[START EXERCISE MATERIALS]

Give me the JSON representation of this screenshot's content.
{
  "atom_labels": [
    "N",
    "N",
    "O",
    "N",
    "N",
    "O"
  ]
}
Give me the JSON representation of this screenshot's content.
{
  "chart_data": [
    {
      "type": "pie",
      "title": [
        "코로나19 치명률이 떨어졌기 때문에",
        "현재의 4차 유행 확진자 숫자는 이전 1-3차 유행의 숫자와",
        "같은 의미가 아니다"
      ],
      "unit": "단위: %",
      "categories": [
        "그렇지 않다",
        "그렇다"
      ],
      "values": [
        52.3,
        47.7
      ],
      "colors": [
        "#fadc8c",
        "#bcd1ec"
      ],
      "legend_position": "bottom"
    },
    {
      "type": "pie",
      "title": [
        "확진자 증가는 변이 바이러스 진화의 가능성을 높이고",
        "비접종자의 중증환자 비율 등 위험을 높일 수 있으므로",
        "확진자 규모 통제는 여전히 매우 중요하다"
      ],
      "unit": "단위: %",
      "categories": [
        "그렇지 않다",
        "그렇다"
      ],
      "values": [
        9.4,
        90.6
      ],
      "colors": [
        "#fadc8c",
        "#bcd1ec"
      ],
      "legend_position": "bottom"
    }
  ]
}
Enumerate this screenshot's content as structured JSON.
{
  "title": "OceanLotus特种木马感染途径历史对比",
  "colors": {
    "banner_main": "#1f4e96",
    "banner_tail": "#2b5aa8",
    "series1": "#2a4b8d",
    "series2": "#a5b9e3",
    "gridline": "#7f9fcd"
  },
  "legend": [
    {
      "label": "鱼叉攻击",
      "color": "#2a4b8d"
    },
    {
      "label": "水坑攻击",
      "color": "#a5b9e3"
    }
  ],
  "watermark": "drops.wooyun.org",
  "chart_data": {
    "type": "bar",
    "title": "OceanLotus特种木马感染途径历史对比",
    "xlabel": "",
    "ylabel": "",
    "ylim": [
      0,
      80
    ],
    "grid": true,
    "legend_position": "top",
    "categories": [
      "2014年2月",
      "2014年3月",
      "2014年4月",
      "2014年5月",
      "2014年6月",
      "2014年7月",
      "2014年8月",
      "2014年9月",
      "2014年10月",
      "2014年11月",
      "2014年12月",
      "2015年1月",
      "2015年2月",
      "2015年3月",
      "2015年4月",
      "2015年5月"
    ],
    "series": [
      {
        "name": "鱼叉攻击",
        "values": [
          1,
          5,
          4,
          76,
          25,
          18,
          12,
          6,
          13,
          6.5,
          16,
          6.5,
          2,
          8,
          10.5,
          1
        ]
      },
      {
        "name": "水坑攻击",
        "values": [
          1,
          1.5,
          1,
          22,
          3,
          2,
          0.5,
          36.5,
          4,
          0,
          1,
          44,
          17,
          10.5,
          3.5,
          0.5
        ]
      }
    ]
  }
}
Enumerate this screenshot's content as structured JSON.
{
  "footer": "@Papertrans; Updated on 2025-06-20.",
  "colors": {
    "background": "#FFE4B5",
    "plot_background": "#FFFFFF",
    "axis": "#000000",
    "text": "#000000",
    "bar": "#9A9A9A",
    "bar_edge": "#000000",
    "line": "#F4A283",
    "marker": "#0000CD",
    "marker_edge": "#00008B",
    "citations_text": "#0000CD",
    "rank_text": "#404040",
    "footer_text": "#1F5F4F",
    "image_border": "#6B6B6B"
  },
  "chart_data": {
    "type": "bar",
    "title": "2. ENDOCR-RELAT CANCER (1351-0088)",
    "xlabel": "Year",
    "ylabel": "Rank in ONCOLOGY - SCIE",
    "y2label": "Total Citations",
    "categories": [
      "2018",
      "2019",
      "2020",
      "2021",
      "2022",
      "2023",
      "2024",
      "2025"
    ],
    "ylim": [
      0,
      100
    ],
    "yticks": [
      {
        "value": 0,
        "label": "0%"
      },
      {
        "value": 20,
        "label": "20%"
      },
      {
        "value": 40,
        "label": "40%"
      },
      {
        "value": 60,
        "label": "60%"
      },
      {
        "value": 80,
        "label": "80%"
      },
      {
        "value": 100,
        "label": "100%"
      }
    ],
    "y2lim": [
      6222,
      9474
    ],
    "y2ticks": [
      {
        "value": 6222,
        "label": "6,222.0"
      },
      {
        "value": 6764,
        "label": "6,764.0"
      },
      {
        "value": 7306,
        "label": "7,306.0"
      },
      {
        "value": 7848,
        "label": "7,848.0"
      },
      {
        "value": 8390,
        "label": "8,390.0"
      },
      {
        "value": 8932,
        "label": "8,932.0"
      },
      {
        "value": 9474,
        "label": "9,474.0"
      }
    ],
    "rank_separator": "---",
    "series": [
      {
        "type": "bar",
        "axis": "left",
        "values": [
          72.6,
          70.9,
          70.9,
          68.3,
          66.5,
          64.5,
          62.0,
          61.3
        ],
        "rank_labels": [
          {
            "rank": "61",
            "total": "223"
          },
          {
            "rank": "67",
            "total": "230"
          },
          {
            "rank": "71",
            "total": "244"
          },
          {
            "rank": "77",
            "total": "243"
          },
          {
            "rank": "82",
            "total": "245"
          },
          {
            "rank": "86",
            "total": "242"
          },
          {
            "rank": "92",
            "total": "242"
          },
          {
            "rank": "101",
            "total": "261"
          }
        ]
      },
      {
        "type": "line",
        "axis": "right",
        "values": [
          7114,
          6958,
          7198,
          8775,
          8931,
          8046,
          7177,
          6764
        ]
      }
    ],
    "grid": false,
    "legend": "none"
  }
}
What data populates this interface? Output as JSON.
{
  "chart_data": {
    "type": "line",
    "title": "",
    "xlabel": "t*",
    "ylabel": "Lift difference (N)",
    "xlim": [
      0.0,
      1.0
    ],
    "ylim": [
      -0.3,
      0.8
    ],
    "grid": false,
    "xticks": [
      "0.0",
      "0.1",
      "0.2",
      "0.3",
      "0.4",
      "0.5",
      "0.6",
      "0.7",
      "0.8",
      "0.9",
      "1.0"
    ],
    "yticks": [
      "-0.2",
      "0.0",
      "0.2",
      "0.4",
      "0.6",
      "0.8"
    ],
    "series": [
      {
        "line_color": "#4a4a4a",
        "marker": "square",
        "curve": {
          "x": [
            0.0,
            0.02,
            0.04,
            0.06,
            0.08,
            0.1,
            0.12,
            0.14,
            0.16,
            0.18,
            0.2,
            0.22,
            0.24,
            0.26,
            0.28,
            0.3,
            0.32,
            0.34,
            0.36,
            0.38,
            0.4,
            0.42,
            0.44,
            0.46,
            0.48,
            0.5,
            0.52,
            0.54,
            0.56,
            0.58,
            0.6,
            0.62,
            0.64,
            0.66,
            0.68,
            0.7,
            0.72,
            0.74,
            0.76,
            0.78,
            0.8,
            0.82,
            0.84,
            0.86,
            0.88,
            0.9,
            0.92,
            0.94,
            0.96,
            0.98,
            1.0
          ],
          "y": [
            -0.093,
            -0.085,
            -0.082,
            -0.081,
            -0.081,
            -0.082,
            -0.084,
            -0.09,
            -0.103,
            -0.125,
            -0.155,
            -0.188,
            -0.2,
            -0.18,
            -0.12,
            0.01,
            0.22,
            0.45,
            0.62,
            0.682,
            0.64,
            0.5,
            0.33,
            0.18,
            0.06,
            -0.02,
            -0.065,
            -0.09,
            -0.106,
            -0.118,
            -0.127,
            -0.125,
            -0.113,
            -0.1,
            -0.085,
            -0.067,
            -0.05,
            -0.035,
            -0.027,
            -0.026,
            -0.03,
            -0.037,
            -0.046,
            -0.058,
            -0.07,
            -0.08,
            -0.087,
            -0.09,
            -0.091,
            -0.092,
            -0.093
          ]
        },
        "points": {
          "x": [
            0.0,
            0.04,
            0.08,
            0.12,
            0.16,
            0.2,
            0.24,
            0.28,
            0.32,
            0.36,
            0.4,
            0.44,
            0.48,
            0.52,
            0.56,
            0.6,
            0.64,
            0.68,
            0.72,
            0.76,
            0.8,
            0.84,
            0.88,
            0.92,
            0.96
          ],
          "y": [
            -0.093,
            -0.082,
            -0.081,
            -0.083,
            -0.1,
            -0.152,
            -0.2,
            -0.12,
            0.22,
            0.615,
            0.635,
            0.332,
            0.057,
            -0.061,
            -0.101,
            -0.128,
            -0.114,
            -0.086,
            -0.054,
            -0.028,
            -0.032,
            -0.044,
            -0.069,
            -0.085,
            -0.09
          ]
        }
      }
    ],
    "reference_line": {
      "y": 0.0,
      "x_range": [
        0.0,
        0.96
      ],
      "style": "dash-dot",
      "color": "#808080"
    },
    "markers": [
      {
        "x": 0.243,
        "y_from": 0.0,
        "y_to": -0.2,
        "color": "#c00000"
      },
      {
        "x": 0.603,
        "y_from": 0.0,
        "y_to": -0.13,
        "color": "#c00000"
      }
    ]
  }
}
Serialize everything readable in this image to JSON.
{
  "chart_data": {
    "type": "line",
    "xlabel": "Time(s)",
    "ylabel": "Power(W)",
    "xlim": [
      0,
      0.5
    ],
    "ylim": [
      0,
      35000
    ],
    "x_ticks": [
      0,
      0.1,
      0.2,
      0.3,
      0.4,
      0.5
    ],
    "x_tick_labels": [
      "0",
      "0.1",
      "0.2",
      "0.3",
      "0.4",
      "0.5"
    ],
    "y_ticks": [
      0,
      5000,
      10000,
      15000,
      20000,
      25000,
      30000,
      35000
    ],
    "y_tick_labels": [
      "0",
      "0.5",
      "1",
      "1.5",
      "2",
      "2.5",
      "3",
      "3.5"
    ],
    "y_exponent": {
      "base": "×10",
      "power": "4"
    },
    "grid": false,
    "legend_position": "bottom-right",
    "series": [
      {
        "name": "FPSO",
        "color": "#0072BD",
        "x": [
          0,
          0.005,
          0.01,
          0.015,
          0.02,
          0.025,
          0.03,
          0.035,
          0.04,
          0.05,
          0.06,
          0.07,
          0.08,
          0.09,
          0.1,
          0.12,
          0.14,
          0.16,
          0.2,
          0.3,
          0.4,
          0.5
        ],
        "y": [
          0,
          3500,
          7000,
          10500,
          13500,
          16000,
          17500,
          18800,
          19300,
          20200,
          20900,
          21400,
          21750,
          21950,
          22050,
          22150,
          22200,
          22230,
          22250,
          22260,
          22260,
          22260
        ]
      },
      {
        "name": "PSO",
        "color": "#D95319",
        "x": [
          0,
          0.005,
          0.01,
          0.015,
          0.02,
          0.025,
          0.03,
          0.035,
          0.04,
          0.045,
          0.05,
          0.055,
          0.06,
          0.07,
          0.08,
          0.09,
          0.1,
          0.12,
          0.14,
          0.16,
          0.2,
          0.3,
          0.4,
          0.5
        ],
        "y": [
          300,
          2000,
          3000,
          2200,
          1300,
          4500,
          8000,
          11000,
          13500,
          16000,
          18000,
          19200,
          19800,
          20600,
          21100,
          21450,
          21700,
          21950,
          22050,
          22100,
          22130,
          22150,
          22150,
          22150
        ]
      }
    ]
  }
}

[END EXERCISE MATERIALS]

* WRITTEN REQUEST *
Read the data above. Pull out each line in which the string "xlabel" appears.

* ANSWER BELOW *
    "xlabel": "",
    "xlabel": "Year",
    "xlabel": "t*",
    "xlabel": "Time(s)",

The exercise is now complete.